TASK INSTRUCTIONS » Write out all records as given; omit images.

==========

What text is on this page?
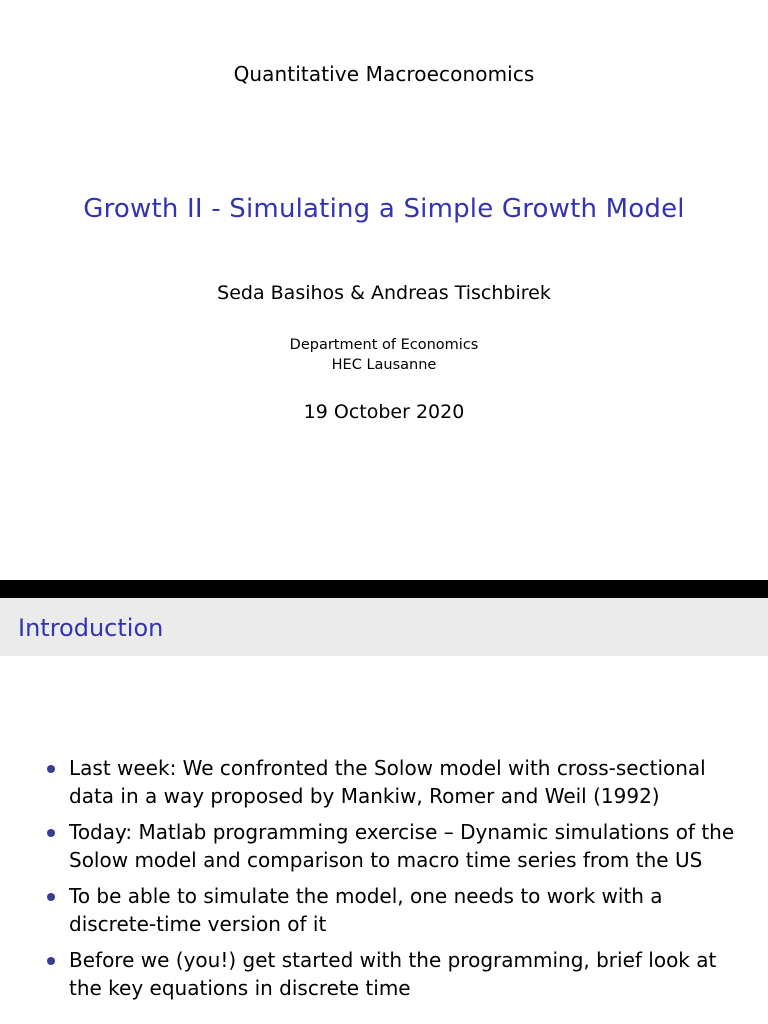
Quantitative Macroeconomics
Growth II - Simulating a Simple Growth Model
Seda Basihos & Andreas Tischbirek
Department of Economics
HEC Lausanne
19 October 2020
Introduction
Last week: We confronted the Solow model with cross-sectional data in a way proposed by Mankiw, Romer and Weil (1992)
Today: Matlab programming exercise – Dynamic simulations of the Solow model and comparison to macro time series from the US
To be able to simulate the model, one needs to work with a discrete-time version of it
Before we (you!) get started with the programming, brief look at the key equations in discrete time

==========

SOLVED PROBLEM »
What text is on this page?
Quantitative Macroeconomics
Growth II - Simulating a Simple Growth Model
Seda Basihos & Andreas Tischbirek
Department of Economics
HEC Lausanne
19 October 2020
Introduction
Last week: We confronted the Solow model with cross-sectional data in a way proposed by Mankiw, Romer and Weil (1992)
Today: Matlab programming exercise – Dynamic simulations of the Solow model and comparison to macro time series from the US
To be able to simulate the model, one needs to work with a discrete-time version of it
Before we (you!) get started with the programming, brief look at the key equations in discrete time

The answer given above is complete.